Study text =>
Table of Contents

Wave

The Wave class significantly streamlines the process of creating periodic animations.

Defining a wave

Waves are defined by, and created using, eight different parameters, which are as follows:

  • Upward Curve: Defines the "shape" of the half of the curve that moves up
  • Downward Curve: Defines the "shape" of the half of the curve that moves down
  • Up Period: Defines the amount of time it takes to travel the upward curve
  • Down Period: Defines the amount of time it takes to travel the downward curve
  • Amplitude: Defines the maximum value the wave reaches; this is 1 by default
  • Crest Wait: Defines the amount of time the wave maintains its peak
  • Trough Wait: Defines the amount of time the wave maintains its minimum
  • Uniformity: Defines how much the offset passed in when evaluating the wave is considered

The following diagram illustrates the first five parameters. On the left you see the upward curve, on the right the downward curve.

first wave diagram

The second diagram illustrates crest and trough wait.
Both essentially insert a period of time during which the wave's value does not change.

first wave diagram

The uniformity is hard to visualize in a diagram in this way; I find it easier to just imagine it abstractly as the uniformity the animation will show across the animated text segment. Below, you see the same animation with the exact same wave, except that the first animation uses uniformity = 0, the second uniformity = 0.25, the third uniformity = 1.

Instructions =>
a) In the Wave class documentation, rewrite the paragraph beginning "The uniformity is hard to visualize" as a shorter bulleted list that keeps its main facts.
b) Continue the Wave class documentation from its last sentence.

Supplied records =>
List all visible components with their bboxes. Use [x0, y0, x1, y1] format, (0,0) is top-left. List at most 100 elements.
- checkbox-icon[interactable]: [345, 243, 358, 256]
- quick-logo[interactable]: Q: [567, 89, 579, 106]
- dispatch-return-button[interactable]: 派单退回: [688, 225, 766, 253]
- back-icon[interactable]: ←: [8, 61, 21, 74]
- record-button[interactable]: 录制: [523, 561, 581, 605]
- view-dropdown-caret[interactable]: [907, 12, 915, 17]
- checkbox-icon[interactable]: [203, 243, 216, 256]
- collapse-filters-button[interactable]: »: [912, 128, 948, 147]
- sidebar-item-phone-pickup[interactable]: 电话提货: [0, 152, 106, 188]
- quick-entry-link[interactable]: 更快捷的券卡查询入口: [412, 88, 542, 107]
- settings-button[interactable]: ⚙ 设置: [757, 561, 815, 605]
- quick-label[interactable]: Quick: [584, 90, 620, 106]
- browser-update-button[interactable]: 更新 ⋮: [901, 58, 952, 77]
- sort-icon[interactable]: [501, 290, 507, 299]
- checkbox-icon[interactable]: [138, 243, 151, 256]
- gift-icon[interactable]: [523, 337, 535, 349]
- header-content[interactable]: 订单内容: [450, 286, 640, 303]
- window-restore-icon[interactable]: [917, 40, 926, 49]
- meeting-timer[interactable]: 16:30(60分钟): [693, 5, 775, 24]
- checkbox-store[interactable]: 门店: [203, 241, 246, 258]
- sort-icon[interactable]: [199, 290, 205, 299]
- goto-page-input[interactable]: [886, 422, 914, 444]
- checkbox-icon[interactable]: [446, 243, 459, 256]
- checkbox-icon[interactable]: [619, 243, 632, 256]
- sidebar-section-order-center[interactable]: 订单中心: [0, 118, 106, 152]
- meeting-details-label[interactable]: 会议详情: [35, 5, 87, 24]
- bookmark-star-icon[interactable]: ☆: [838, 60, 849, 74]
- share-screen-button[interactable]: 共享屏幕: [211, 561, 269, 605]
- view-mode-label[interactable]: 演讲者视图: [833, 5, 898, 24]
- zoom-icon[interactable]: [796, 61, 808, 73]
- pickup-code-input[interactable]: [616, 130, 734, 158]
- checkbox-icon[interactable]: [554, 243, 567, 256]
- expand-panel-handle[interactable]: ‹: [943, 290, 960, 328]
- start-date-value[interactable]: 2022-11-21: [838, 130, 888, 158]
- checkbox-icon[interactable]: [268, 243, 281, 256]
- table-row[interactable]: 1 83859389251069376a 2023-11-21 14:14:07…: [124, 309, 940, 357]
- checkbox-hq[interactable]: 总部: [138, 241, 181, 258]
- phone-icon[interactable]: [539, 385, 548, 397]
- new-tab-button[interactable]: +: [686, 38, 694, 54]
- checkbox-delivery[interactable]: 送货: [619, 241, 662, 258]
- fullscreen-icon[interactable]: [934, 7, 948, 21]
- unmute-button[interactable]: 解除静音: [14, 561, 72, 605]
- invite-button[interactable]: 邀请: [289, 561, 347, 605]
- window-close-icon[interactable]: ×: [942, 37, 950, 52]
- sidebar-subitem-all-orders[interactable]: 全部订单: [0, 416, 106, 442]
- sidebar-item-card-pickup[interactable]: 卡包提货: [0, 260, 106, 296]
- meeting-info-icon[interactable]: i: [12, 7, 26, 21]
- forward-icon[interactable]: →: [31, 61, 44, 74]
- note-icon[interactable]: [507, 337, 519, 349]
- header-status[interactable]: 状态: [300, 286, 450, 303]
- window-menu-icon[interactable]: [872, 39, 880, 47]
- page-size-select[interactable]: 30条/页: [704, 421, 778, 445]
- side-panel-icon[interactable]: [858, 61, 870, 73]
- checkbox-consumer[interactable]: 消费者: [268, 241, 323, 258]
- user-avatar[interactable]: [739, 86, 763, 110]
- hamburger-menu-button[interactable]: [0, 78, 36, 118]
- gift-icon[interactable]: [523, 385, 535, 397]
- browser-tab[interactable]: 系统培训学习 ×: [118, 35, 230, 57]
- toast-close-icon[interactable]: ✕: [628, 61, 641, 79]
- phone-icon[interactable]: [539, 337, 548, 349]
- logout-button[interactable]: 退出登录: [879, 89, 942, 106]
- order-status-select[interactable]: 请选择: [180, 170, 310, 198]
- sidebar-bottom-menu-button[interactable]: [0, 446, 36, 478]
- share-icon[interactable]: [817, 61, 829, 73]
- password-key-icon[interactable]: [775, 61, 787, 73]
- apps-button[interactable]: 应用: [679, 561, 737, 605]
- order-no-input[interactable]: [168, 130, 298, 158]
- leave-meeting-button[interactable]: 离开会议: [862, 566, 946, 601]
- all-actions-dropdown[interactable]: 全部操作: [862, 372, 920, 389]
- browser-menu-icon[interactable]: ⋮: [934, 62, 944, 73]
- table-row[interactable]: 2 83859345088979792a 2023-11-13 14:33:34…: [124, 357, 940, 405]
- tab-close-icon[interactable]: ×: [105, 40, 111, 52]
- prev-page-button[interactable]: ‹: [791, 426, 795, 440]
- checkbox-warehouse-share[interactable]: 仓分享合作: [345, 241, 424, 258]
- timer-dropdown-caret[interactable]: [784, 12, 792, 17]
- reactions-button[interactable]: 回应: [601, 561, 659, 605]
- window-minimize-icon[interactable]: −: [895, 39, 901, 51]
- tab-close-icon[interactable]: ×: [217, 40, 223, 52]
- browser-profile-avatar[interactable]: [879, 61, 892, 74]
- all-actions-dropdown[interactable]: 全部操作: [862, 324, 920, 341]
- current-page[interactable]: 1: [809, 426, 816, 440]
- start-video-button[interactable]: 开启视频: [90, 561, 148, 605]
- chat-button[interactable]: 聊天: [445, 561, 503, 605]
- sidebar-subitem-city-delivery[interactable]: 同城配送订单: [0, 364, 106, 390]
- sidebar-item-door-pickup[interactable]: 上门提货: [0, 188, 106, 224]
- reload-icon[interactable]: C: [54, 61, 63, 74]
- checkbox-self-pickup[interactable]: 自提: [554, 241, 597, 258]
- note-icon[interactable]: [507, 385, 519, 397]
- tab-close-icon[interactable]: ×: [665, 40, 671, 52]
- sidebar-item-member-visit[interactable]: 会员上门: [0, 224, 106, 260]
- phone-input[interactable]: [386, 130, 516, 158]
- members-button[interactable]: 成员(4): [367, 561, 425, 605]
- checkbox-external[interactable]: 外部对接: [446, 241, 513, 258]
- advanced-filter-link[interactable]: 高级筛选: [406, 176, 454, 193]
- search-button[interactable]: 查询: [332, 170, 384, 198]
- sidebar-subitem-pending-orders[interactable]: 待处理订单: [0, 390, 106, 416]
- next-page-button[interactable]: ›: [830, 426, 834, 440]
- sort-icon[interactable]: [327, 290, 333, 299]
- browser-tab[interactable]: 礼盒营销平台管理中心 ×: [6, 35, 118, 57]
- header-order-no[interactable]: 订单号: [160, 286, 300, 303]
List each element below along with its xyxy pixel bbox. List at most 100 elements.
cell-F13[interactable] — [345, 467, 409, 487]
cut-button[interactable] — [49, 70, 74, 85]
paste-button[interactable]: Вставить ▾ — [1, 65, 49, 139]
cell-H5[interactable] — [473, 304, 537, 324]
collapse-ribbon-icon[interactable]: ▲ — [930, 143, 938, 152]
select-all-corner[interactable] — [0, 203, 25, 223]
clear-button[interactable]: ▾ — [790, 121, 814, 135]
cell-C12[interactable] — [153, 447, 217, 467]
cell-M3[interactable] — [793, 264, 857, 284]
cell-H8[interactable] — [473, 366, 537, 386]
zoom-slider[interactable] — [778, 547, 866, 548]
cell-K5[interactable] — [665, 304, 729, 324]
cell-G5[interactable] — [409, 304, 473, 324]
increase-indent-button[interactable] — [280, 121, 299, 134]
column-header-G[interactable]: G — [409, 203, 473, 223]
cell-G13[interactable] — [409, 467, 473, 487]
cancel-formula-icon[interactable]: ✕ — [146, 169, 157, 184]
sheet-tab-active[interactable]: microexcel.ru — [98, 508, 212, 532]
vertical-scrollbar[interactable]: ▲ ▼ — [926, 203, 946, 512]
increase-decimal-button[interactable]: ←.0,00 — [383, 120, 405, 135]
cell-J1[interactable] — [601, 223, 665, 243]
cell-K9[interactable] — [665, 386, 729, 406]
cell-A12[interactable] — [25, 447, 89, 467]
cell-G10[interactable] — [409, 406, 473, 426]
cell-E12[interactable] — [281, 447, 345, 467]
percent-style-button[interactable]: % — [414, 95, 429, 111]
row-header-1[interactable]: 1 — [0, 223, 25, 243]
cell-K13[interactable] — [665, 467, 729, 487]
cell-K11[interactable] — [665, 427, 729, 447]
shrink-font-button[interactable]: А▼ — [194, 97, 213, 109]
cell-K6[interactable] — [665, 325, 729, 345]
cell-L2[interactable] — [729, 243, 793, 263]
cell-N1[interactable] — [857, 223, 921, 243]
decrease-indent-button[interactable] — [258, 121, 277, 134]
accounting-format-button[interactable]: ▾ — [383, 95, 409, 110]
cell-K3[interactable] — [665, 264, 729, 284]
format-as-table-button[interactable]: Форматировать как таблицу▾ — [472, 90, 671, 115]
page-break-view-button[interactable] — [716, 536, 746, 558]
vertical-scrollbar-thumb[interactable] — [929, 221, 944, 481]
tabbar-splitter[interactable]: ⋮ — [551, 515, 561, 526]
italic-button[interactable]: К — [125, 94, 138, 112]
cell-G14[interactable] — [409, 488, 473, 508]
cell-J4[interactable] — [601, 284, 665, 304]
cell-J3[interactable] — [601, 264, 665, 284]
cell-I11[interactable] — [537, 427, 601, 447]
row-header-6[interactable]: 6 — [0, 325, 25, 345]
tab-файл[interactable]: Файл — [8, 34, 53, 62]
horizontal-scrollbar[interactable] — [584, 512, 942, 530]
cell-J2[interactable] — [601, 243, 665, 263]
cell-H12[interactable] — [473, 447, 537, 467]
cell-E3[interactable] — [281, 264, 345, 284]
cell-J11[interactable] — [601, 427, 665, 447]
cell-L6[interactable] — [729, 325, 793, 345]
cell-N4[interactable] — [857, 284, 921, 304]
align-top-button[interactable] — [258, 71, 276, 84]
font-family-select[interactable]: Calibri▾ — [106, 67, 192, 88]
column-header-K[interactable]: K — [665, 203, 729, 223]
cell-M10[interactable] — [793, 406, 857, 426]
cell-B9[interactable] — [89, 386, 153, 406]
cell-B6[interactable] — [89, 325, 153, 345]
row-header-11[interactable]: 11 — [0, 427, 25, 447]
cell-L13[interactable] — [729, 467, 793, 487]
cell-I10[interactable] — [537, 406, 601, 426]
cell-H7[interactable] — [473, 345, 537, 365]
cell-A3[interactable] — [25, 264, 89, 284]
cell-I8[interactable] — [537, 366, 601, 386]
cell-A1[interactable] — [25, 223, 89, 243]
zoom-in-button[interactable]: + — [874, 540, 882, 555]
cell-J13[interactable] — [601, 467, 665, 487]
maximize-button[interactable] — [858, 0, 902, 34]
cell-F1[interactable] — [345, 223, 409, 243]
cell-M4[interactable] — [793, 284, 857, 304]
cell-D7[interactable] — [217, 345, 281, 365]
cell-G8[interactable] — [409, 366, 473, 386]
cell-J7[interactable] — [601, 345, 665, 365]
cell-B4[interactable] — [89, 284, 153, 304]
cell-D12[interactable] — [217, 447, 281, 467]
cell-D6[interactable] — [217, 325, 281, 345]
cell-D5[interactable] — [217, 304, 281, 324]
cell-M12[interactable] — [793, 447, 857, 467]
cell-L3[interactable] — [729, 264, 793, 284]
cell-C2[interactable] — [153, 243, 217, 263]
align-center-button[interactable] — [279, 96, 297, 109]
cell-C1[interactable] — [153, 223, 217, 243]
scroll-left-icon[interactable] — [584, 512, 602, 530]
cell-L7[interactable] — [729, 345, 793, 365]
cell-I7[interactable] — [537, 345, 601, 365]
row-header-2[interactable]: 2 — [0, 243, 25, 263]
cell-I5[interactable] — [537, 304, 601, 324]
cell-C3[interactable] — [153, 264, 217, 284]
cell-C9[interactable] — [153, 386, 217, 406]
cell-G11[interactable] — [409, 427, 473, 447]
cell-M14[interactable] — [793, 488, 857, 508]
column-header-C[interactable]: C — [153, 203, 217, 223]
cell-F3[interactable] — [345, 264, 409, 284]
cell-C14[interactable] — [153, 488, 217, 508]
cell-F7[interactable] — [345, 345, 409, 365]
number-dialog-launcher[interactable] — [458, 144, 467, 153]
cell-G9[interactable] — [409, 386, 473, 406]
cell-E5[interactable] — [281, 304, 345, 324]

Results =>
a)
- Uniformity is hard to show in a diagram like the others.
- It is easier to think of it abstractly as how uniform the animation looks across the animated text segment.
- Three animations follow, using the same wave: the first with uniformity = 0, the second with 0.25, and the third with 1.

b)
Creating a wave

You create a wave simply by passing in these eight values into Waves constructor.
Since this class is designed specifically to be used with animations though, likely you will mostly be creating it using the CreateWave method from the ParameterUtility class. For info about how to use wave as a parameter in your animations, see ParameterUtility Wave.

Evaluating a wave

Once you have created a Wave, you can evaluate it using a time value and an offset value: (float, int) Evaluate(float time, float offset).
As you can tell by the signature, Evaluate returns two values. The float is the actual value of the curve for the given time and offset. The integer indicates whether the curve is currently travelling up or down; if it is negative, the curve is moving down, if it is positive, the curve is moving up. This value is useful for when you want to switch the behavior of your animation depending on what curve the wave is currently travelling.
For example, the built-in fade animation can use different anchors depending on whether the character is fading in or out. The animation below visualizes how fade uses both values of the Evaluate method.

Checking wave extrema

You can check if the wave passed an extrema (so either the crest or the trough) during the last update, using the int PassedExtrema(float time, float deltaTime, float offset) method. Once again, you need the time value and the offset, and additionally here you need the deltaTime since you last checked. Essentially, the method checks whether the wave passed an extrema during the time interval of [timeValue - deltaTime, timeValue]. A positive return value indicates that a maximum was passed, a negative return value indicates that a minimum was passed, and 0 indicates neither was.

An additional, optional parameter is PulseExtrema. If the checked wave has a crest or trough wait, this parameter defines whether an extremum is passed once the wait time begins, or once it ends. PulseExtrema can also consider both to be an extrema, but of course be aware that it will then notify you of each extremum twice.

If multiple extrema were passed during the specified interval, it will notify you of the latest one.